(Stored data entries)
____________

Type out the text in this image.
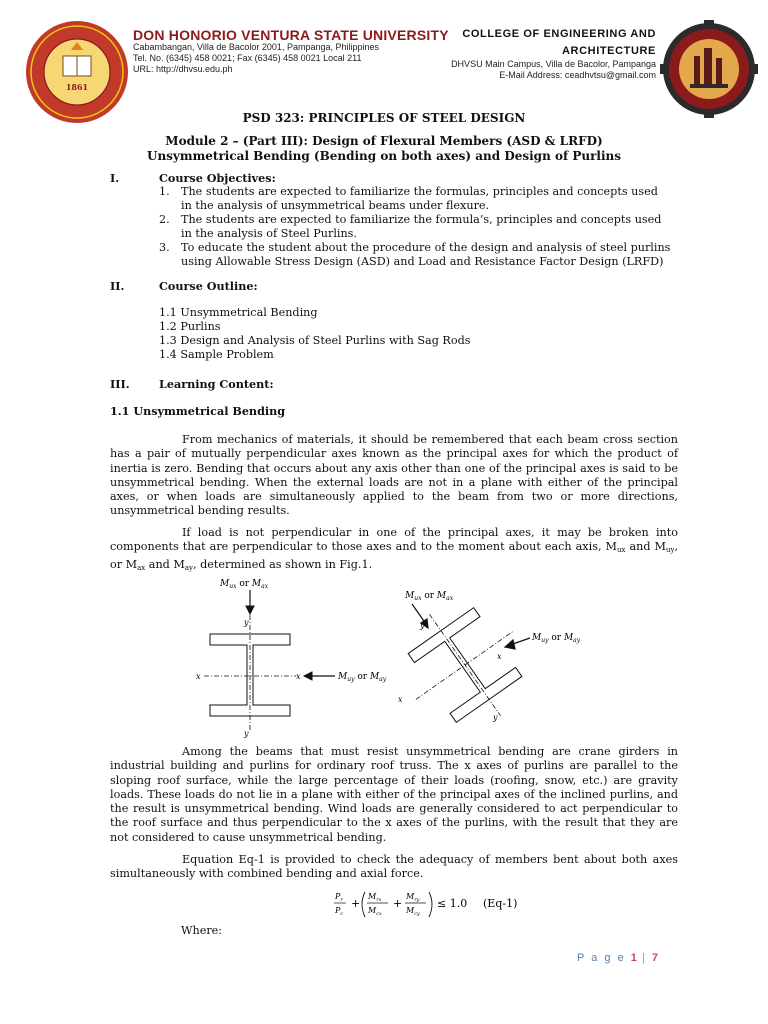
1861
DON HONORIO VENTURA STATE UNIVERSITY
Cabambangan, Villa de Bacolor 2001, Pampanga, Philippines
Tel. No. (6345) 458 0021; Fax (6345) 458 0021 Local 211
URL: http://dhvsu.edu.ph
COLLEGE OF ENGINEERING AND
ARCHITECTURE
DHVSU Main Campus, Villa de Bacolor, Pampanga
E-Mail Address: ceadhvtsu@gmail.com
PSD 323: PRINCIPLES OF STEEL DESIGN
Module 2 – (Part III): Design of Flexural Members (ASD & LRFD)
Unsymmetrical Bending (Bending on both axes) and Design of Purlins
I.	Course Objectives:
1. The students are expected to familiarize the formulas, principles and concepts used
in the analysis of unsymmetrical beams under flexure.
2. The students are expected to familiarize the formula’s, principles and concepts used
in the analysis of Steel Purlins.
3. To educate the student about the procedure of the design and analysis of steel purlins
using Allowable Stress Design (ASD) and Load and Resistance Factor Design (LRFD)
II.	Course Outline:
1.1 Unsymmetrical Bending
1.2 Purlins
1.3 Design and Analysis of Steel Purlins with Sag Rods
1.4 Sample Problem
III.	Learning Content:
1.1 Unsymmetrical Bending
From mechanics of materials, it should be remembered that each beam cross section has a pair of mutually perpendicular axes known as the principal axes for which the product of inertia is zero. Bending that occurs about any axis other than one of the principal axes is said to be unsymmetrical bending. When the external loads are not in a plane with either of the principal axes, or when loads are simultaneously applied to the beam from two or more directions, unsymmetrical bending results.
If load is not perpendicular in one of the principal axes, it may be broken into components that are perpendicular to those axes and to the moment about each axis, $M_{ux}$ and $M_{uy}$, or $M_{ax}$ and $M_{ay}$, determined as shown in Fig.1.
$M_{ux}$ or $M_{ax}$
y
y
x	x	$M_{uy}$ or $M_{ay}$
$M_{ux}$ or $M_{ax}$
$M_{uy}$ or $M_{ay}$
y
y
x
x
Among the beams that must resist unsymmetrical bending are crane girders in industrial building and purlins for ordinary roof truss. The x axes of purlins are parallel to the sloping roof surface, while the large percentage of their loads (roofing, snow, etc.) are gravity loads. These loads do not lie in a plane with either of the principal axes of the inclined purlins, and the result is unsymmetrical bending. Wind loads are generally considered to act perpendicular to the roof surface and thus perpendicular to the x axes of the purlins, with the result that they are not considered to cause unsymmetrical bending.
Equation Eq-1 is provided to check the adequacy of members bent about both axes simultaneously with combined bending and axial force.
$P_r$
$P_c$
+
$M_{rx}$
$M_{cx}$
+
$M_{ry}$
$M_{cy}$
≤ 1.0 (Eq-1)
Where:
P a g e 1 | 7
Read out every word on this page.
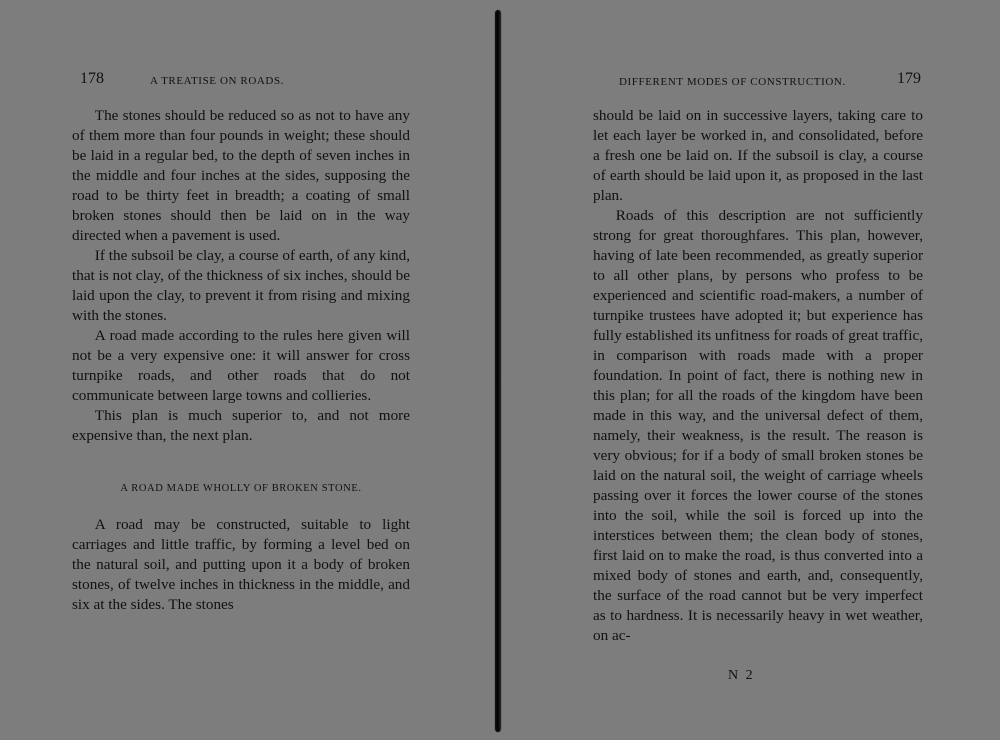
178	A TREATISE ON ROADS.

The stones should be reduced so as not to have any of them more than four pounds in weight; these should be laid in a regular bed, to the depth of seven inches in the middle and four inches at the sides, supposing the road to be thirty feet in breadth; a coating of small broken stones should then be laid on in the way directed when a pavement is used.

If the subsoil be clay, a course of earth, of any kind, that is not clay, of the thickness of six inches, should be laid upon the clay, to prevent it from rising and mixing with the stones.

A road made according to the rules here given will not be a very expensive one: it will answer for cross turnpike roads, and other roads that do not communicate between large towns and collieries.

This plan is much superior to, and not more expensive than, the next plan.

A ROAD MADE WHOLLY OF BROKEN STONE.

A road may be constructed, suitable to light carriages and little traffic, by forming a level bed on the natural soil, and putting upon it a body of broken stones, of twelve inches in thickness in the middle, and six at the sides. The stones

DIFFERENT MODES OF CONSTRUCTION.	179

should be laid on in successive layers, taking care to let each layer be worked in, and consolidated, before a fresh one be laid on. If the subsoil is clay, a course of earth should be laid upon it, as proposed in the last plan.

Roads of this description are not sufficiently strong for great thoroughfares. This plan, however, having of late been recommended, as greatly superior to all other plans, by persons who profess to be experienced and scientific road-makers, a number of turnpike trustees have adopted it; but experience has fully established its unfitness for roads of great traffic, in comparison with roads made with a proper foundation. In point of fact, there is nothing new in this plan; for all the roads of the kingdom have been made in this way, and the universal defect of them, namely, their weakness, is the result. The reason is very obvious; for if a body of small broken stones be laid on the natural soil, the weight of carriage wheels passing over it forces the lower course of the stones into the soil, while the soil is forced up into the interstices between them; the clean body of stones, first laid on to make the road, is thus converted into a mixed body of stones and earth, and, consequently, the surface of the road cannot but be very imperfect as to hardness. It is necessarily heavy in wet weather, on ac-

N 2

____________

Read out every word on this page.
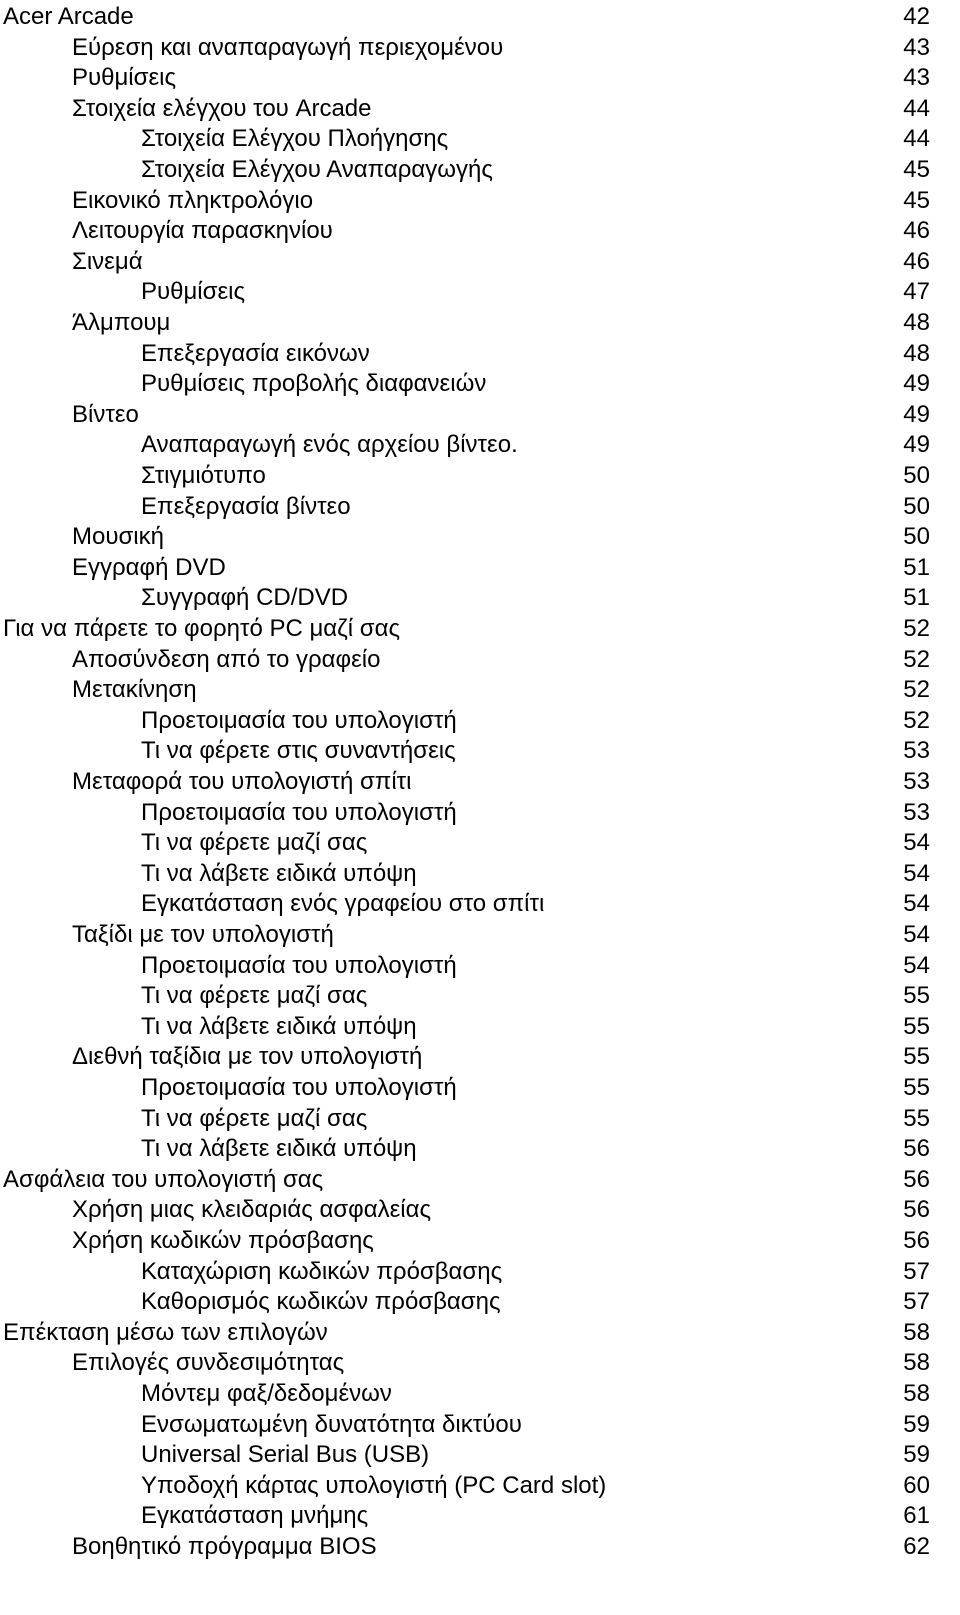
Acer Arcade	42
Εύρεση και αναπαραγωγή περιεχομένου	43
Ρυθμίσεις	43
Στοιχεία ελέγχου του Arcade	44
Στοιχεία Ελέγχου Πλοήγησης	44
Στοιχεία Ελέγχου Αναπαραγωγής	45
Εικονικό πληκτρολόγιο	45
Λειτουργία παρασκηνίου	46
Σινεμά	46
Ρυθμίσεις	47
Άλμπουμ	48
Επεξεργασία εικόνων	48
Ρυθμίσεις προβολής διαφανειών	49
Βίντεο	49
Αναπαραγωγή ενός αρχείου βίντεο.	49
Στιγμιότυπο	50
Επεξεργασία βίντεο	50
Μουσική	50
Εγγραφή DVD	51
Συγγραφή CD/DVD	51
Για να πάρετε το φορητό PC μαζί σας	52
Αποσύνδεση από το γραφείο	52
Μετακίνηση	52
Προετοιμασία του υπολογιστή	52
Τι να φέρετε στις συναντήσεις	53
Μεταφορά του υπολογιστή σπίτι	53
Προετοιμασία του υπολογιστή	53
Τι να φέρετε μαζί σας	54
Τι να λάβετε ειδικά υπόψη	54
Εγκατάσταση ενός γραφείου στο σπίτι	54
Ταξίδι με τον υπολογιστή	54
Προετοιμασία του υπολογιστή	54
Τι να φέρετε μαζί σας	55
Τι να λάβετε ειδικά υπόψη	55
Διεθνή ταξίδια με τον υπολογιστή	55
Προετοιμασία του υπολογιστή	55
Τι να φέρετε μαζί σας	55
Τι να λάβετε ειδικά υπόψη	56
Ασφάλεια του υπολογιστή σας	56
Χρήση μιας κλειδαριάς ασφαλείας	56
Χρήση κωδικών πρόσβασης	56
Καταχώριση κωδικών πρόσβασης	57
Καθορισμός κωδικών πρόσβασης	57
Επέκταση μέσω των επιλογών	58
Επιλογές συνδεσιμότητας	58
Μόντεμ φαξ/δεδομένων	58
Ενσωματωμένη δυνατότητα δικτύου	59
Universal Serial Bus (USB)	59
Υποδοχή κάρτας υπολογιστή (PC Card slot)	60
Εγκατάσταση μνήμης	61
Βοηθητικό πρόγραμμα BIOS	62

____________

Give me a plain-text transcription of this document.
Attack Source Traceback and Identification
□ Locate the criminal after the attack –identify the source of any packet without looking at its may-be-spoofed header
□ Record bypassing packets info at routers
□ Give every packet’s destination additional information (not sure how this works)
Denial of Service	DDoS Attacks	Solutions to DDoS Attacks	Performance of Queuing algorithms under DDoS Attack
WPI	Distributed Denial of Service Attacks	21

____________

§ **GIVEN PROBLEM**: List the lines of the records where "Εγκατάσταση" occurs.

§ **OUTPUT BELOW**:
Εγκατάσταση ενός γραφείου στο σπίτι	54
Εγκατάσταση μνήμης	61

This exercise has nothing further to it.